Written task |
Where a line holds the word "JSON", copy that line.

(Collected data)
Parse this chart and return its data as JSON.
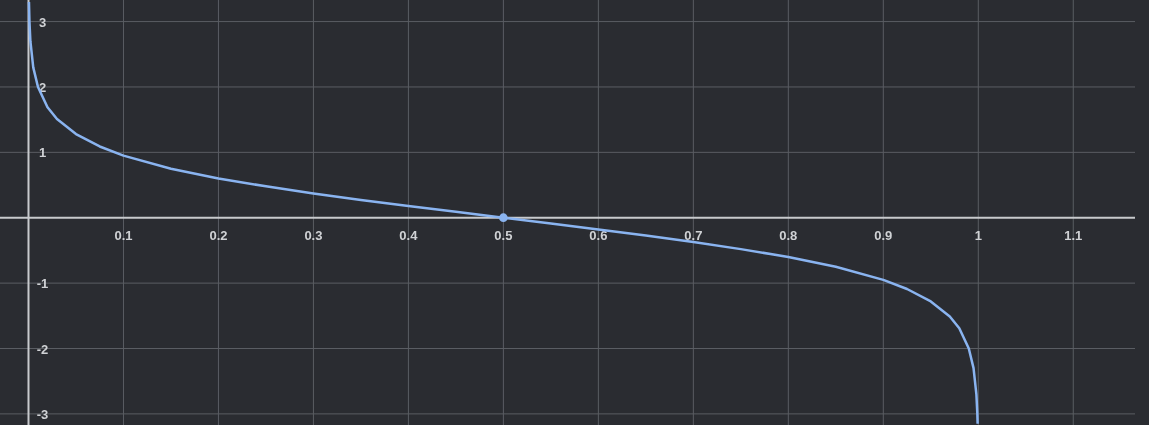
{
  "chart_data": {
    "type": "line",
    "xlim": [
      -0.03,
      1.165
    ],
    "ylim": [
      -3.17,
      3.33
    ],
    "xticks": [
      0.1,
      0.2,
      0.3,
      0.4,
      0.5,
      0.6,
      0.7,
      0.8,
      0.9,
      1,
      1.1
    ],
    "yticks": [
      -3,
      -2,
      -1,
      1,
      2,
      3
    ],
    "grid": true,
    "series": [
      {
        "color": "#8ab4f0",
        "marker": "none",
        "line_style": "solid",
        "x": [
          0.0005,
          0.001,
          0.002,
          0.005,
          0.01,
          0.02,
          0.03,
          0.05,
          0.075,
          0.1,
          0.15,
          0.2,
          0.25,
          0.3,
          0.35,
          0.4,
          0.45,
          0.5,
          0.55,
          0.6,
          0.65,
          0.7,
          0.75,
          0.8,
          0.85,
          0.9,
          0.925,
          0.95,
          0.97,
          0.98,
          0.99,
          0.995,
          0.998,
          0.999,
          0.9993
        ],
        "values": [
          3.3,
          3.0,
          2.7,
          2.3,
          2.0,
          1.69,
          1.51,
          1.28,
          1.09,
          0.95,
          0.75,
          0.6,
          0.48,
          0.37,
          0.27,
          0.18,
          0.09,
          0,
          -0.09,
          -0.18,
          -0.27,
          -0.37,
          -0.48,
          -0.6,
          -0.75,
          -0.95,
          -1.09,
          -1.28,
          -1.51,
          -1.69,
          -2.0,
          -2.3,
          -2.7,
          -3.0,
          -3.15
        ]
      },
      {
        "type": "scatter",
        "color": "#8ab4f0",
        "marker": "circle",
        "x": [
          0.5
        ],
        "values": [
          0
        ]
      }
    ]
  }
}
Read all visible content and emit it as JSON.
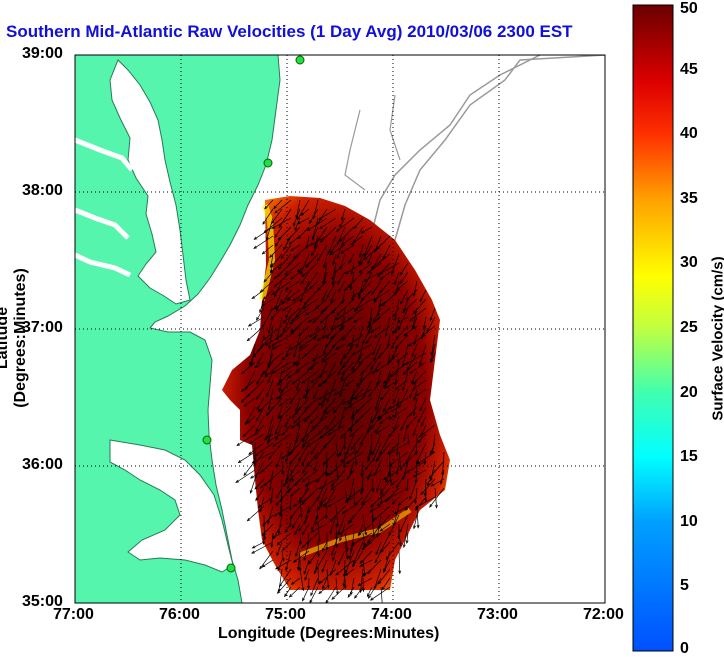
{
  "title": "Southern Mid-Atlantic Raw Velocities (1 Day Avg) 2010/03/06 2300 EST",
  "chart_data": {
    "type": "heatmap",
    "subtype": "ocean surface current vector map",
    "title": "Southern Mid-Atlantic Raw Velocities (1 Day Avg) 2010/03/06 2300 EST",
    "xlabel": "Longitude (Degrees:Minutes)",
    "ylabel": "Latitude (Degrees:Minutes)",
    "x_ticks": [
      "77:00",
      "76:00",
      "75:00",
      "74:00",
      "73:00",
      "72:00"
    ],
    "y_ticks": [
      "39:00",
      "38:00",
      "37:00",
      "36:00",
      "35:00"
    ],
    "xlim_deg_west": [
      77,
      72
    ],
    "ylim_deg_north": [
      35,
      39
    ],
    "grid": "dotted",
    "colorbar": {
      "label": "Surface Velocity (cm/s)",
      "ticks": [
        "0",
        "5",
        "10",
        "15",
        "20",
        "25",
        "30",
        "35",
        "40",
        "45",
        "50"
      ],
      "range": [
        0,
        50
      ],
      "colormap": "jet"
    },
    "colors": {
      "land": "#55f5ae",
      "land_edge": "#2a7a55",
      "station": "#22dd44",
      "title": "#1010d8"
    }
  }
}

Worked answer |
Parse this chart and return its data as JSON.
Read all visible content and emit it as JSON.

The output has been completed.